(Data entries)
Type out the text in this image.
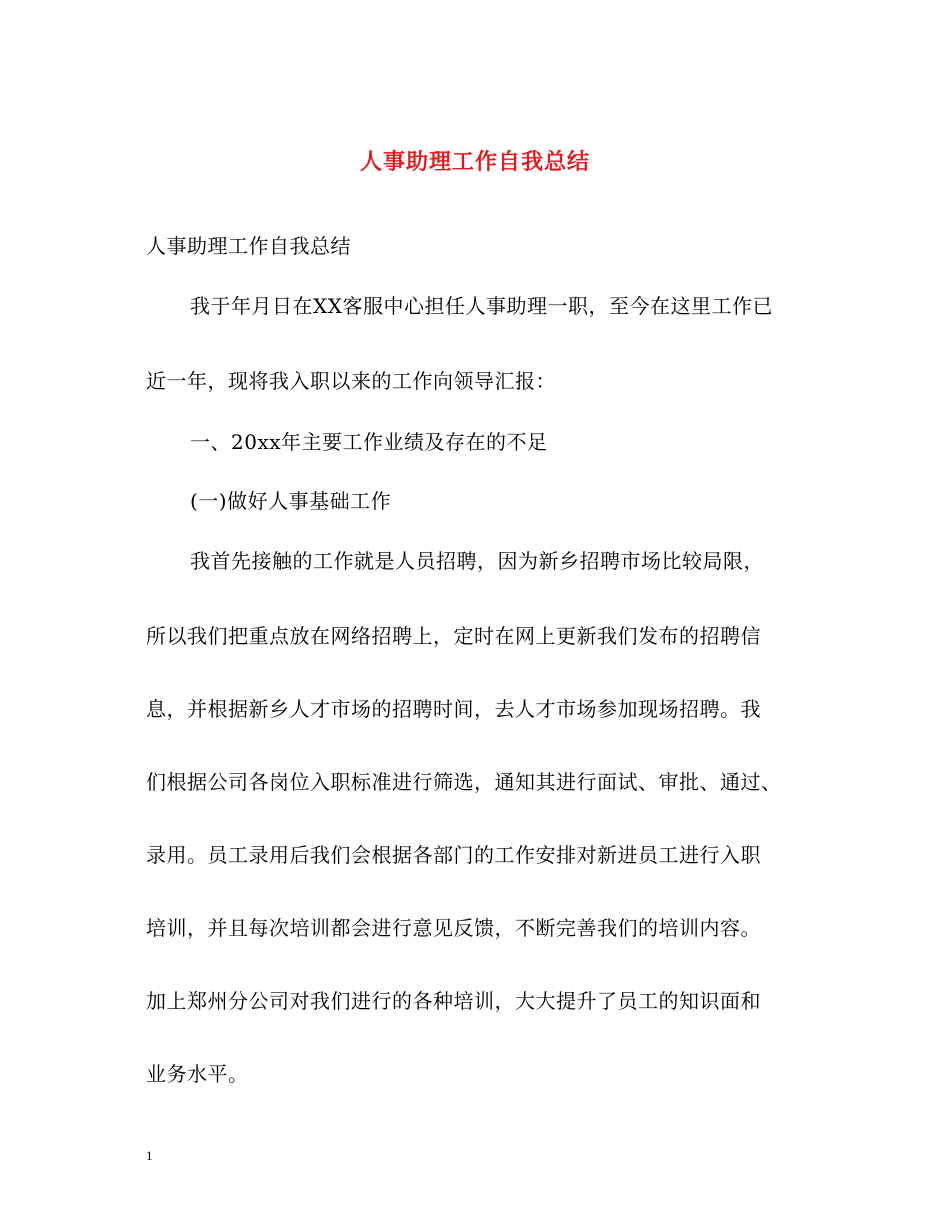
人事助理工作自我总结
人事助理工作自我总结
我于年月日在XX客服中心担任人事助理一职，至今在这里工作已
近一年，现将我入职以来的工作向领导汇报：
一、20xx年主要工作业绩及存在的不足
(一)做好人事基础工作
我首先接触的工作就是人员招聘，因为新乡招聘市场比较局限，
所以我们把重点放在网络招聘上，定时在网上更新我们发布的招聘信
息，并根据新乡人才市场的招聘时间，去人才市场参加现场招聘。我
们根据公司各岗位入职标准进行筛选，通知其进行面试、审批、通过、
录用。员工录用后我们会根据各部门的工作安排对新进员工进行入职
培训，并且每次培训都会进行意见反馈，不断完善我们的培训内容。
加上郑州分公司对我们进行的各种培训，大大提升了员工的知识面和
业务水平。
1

**Required work**
The material above holds pictures; copy everything else in it exactly.

**Finished task**
Type out the text in this image.
人事助理工作自我总结
人事助理工作自我总结
我于年月日在XX客服中心担任人事助理一职，至今在这里工作已
近一年，现将我入职以来的工作向领导汇报：
一、20xx年主要工作业绩及存在的不足
(一)做好人事基础工作
我首先接触的工作就是人员招聘，因为新乡招聘市场比较局限，
所以我们把重点放在网络招聘上，定时在网上更新我们发布的招聘信
息，并根据新乡人才市场的招聘时间，去人才市场参加现场招聘。我
们根据公司各岗位入职标准进行筛选，通知其进行面试、审批、通过、
录用。员工录用后我们会根据各部门的工作安排对新进员工进行入职
培训，并且每次培训都会进行意见反馈，不断完善我们的培训内容。
加上郑州分公司对我们进行的各种培训，大大提升了员工的知识面和
业务水平。
1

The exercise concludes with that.